Explore the material
1) In the StepFly text below, turn the paragraph beginning "Method: We propose an end-to-end automation framework" into a short bulleted list that keeps its main facts.
2) Answer these questions from the StepFly text below:
(a) How many real-world TSGs were covered by the empirical study?
(b) What success rate does the framework reach with GPT-4.1?
(c) By what range does it cut execution time for parallelizable TSGs?

Quoted passage
🤖 AI Summary
Manual execution of Troubleshooting Guides (TSGs) in large-scale IT systems is inefficient and error-prone, while existing LLM-based approaches struggle with poor TSG quality, complex control flow, data-intensive queries, and parallel execution requirements.
Method: We propose an end-to-end automation framework comprising: (i) TSG Mentor to enhance guide quality; (ii) an offline phase leveraging LLMs to construct a structured execution DAG and generate domain-specific Query Preparation Plugins (QPPs); and (iii) an online phase employing a DAG-guided, memory-augmented scheduler and executor that ensures correctness and enables task-level parallelism.
Results: Evaluated on real-world TSGs and incidents, our framework achieves a 94% success rate with GPT-4.1—significantly outperforming baselines—and reduces execution time for parallelizable TSGs by 32.9%–70.4%, while also improving token efficiency and latency.
📝 Abstract
Effective incident management in large-scale IT systems relies on troubleshooting guides (TSGs), but their manual execution is slow and error-prone. While recent advances in LLMs offer promise for automating incident management tasks, existing LLM-based solutions lack specialized support for several key challenges, including managing TSG quality issues, interpreting complex control flow, handling data-intensive queries, and exploiting execution parallelism. We first conducted an empirical study on 92 real-world TSGs, and, guided by our findings, we present StepFly, a novel end-to-end agentic framework for troubleshooting guide automation. Our approach features a three-stage workflow: the first stage provides a comprehensive guide together with a tool, TSG Mentor, to assist SREs in improving TSG quality; the second stage performs offline preprocessing using LLMs to extract structured execution DAGs from unstructured TSGs and to create dedicated Query Preparation Plugins (QPPs); and the third stage executes online using a DAG-guided scheduler-executor framework with a memory system to guarantee correct workflow and support parallel execution of independent steps. Our empirical evaluation on a collection of real-world TSGs and incidents demonstrates that StepFly achieves a ~94% success rate on GPT-4.1, outperforming baselines with less time and token consumption. Furthermore, it achieves a remarkable execution time reduction of 32.9% to 70.4% for parallelizable TSGs.

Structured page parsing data

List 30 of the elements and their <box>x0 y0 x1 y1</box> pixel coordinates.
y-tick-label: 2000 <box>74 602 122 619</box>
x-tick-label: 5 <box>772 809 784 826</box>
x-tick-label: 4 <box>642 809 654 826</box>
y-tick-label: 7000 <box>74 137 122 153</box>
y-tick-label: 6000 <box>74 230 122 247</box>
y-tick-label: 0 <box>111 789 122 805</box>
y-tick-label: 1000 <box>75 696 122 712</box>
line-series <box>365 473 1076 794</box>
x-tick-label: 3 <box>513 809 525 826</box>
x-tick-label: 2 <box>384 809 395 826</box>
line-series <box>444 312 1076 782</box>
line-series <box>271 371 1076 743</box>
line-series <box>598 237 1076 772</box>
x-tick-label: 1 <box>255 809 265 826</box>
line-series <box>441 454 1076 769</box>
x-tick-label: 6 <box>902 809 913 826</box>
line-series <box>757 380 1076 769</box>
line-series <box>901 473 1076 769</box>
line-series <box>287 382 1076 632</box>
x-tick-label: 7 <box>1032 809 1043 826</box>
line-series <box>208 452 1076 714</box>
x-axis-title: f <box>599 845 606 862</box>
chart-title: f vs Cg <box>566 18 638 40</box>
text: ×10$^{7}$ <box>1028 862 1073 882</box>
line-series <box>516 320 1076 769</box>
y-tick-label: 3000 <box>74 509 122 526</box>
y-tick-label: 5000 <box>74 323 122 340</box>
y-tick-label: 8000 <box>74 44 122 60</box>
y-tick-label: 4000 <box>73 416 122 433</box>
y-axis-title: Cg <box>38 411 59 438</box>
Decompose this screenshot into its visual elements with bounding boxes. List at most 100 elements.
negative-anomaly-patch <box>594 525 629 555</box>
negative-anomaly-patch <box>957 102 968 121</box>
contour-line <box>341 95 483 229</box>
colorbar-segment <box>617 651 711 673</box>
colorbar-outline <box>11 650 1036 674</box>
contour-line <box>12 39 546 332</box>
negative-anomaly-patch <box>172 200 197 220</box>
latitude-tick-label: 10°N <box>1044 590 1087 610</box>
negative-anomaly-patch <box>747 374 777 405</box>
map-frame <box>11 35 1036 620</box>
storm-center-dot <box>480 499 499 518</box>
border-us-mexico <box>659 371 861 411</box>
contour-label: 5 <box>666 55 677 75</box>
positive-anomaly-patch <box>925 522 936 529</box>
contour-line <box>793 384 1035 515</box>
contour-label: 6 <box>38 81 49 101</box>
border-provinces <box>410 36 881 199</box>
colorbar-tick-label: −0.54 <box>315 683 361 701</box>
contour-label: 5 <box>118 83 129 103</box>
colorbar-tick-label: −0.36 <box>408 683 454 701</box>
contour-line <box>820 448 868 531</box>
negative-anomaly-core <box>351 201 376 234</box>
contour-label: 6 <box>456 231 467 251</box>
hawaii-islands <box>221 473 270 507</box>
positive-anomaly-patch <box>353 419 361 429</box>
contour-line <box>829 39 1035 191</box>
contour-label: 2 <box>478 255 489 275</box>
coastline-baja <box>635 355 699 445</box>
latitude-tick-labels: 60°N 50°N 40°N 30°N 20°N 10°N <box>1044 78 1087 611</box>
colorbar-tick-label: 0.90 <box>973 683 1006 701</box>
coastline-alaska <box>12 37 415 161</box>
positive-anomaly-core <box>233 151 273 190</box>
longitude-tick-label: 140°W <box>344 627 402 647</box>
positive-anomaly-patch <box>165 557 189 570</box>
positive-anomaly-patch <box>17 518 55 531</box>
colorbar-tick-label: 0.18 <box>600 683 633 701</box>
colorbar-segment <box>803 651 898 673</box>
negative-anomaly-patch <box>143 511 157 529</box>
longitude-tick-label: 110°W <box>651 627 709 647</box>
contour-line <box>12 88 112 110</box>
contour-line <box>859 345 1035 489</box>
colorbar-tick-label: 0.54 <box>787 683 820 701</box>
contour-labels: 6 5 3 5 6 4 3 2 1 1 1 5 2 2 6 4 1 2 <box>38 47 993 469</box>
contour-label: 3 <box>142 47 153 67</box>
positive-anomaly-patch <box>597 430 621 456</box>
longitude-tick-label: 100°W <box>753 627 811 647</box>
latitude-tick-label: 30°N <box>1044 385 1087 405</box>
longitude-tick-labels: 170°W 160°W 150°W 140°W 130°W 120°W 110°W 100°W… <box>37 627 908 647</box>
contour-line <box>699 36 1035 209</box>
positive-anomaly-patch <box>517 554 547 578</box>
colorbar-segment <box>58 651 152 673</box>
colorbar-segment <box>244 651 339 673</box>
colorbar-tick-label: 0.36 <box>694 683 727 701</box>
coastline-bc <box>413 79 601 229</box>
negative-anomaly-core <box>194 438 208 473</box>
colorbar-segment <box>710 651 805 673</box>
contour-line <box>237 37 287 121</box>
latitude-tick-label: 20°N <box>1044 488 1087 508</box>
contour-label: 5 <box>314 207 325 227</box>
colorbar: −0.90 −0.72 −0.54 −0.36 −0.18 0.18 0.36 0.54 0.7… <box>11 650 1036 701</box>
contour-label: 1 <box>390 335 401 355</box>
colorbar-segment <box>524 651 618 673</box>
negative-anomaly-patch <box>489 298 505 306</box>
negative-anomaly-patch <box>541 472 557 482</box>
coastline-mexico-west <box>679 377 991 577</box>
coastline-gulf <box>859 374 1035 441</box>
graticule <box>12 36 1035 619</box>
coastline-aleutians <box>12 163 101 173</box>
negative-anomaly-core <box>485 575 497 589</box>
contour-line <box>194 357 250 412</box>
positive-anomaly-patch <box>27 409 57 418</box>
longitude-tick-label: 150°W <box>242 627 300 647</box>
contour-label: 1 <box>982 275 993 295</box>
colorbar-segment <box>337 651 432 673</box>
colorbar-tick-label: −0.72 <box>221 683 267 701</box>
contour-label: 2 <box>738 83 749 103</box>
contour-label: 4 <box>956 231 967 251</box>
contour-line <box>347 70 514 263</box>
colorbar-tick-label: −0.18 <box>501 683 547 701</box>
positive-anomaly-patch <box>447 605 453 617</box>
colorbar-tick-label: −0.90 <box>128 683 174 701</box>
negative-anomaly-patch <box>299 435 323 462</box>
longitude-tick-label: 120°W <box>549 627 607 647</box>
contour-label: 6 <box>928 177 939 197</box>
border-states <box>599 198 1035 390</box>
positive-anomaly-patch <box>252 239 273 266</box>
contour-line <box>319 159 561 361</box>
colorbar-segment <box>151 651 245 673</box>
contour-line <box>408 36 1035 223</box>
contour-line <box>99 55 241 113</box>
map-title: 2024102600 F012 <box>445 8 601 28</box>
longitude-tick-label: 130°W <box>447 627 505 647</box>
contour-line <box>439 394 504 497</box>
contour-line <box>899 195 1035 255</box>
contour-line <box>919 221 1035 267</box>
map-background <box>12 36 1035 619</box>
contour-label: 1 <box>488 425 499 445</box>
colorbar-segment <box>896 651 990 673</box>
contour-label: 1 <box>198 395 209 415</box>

Responses to the exercise
1)
- An end-to-end framework for automating troubleshooting guides (TSGs)
- TSG Mentor improves guide quality
- Offline phase: LLMs build a structured execution DAG and generate domain-specific Query Preparation Plugins (QPPs)
- Online phase: a DAG-guided, memory-augmented scheduler and executor ensures correctness and allows task-level parallelism

2)
(a) 92
(b) About 94%
(c) 32.9% to 70.4%